> **WORK TO COMPLETE**
In the data, extract each line that holds the string "values".

> **MATERIAL PROVIDED**
++++++++++

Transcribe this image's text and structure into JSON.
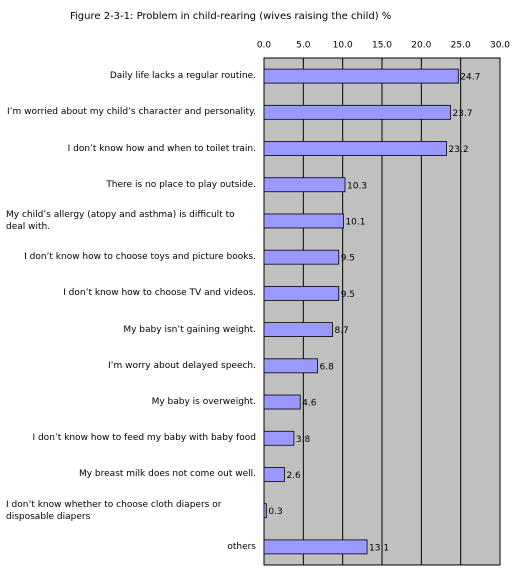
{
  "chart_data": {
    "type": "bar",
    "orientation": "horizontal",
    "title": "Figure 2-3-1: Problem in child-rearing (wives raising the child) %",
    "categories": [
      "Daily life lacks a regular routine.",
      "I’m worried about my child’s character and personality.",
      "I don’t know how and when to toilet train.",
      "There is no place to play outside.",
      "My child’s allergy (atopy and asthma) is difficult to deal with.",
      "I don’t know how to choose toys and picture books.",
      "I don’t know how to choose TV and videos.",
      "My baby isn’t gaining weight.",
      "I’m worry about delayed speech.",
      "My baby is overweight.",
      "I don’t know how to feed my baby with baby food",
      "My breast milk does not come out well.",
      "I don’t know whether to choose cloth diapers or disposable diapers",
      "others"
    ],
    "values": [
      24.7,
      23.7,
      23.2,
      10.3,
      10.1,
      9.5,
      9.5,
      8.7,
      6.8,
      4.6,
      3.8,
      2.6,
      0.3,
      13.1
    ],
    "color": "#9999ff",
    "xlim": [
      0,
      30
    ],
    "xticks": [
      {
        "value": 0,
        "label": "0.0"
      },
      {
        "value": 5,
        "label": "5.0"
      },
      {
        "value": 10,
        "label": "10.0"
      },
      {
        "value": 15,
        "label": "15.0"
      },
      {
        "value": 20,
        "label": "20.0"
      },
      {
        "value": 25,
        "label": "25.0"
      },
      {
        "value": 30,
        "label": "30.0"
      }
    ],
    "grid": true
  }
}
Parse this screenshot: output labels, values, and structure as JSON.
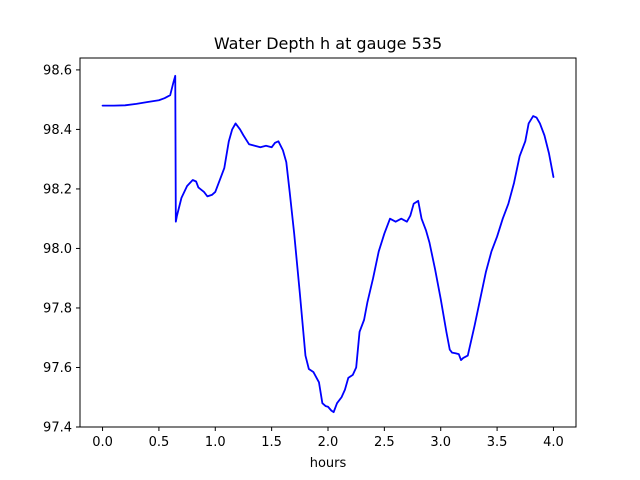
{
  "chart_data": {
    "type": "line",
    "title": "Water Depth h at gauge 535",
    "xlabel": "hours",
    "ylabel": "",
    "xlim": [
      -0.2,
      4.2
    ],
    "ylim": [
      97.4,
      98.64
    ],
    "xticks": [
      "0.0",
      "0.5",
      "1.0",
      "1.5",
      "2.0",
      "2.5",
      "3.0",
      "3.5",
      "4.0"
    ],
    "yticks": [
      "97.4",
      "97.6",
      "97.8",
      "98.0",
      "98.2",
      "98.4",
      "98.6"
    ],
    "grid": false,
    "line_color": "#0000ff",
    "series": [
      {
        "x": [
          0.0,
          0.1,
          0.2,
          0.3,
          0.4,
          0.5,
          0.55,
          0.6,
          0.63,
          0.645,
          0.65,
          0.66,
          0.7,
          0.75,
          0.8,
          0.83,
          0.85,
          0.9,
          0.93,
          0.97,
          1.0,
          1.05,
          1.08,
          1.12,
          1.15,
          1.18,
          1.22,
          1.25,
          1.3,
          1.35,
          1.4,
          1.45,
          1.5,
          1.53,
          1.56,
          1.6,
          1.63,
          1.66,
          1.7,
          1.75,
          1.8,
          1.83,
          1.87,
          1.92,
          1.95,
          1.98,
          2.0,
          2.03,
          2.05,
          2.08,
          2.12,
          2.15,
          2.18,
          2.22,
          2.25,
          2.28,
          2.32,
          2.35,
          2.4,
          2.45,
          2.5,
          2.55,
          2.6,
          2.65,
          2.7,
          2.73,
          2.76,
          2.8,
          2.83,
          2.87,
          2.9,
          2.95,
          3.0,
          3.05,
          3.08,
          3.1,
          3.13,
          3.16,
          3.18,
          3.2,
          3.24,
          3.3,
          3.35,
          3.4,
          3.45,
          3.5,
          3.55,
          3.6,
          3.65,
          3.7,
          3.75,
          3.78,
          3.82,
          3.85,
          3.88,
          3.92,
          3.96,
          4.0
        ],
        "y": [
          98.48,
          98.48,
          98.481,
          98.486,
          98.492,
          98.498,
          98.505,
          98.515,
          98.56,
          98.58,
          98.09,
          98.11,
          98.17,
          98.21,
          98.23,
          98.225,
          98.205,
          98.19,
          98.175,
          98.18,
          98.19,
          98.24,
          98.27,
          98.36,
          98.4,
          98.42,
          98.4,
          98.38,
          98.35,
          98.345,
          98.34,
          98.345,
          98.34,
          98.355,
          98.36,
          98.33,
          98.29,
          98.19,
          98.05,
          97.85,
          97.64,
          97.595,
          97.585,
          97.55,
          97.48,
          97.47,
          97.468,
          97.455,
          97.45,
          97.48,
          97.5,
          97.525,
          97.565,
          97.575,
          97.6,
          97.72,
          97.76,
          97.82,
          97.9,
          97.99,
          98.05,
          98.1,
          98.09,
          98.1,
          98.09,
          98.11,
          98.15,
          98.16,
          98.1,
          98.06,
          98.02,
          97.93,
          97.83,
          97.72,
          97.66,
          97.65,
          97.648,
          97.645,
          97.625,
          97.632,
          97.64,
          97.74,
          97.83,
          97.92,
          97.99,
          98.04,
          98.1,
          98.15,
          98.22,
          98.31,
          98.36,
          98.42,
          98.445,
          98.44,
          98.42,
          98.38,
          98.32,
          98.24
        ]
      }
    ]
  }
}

++++++++++

> **OUTPUT BELOW**
    "values": [
Parse this screenshot: output labels, values, and structure as JSON.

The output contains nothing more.